▶ [Aim of the exercise]:
Pick out the lines containing "पहनत".

▶ [Supplied material]:
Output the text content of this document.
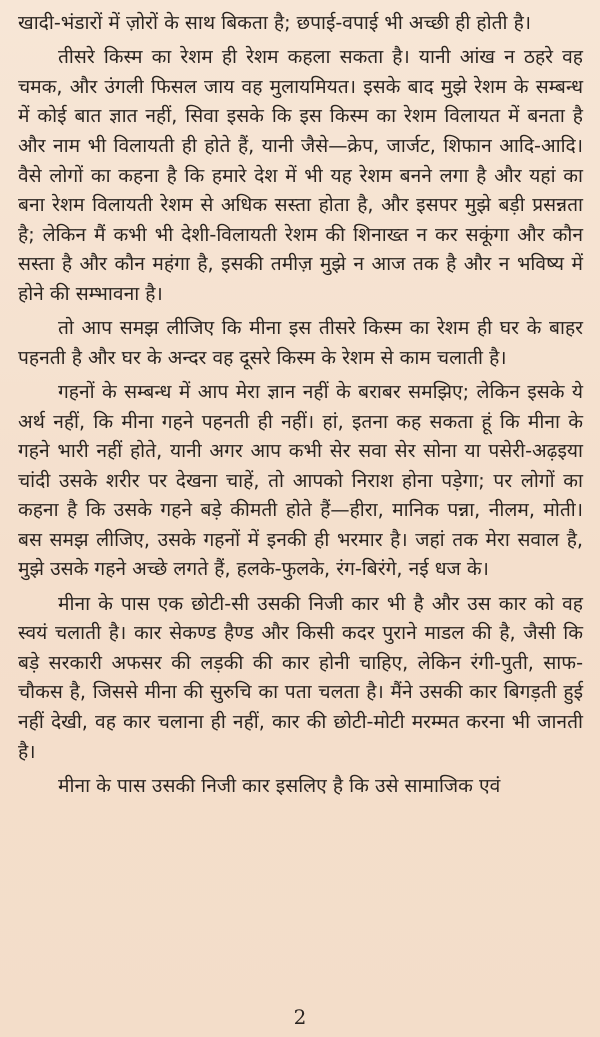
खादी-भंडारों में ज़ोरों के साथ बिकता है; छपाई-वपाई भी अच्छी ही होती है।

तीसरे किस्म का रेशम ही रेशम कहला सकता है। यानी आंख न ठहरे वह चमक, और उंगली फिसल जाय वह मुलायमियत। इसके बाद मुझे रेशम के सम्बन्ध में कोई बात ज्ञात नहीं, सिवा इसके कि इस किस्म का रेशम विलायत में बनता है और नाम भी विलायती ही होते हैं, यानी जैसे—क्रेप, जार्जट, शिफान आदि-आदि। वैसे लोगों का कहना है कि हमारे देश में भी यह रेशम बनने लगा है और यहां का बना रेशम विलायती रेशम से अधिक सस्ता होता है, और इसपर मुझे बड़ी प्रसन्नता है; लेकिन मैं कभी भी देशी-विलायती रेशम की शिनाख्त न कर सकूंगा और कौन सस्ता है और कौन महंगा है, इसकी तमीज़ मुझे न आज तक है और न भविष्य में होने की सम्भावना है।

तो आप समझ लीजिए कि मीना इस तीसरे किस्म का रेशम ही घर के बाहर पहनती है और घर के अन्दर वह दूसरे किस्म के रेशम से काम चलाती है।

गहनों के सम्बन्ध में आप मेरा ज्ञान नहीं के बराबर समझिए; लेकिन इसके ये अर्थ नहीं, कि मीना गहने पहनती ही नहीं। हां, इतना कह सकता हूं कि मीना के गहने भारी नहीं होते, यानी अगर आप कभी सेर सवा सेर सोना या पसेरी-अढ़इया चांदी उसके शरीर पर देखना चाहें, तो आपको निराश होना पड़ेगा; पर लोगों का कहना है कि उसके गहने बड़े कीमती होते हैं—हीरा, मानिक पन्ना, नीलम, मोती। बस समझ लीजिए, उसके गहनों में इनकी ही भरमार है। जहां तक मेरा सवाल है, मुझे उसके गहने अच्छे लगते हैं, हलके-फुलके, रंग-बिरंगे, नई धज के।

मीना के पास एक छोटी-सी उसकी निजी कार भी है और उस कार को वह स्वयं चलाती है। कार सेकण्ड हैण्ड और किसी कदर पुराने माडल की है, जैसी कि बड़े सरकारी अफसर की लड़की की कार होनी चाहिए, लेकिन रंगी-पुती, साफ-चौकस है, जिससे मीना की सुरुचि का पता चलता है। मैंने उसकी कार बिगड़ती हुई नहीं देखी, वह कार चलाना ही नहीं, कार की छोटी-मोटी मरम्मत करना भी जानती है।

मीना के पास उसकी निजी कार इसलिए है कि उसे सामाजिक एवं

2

▶ [In response]:
तो आप समझ लीजिए कि मीना इस तीसरे किस्म का रेशम ही घर के बाहर पहनती है और घर के अन्दर वह दूसरे किस्म के रेशम से काम चलाती है।
गहनों के सम्बन्ध में आप मेरा ज्ञान नहीं के बराबर समझिए; लेकिन इसके ये अर्थ नहीं, कि मीना गहने पहनती ही नहीं। हां, इतना कह सकता हूं कि मीना के गहने भारी नहीं होते, यानी अगर आप कभी सेर सवा सेर सोना या पसेरी-अढ़इया चांदी उसके शरीर पर देखना चाहें, तो आपको निराश होना पड़ेगा; पर लोगों का कहना है कि उसके गहने बड़े कीमती होते हैं—हीरा, मानिक पन्ना, नीलम, मोती। बस समझ लीजिए, उसके गहनों में इनकी ही भरमार है। जहां तक मेरा सवाल है, मुझे उसके गहने अच्छे लगते हैं, हलके-फुलके, रंग-बिरंगे, नई धज के।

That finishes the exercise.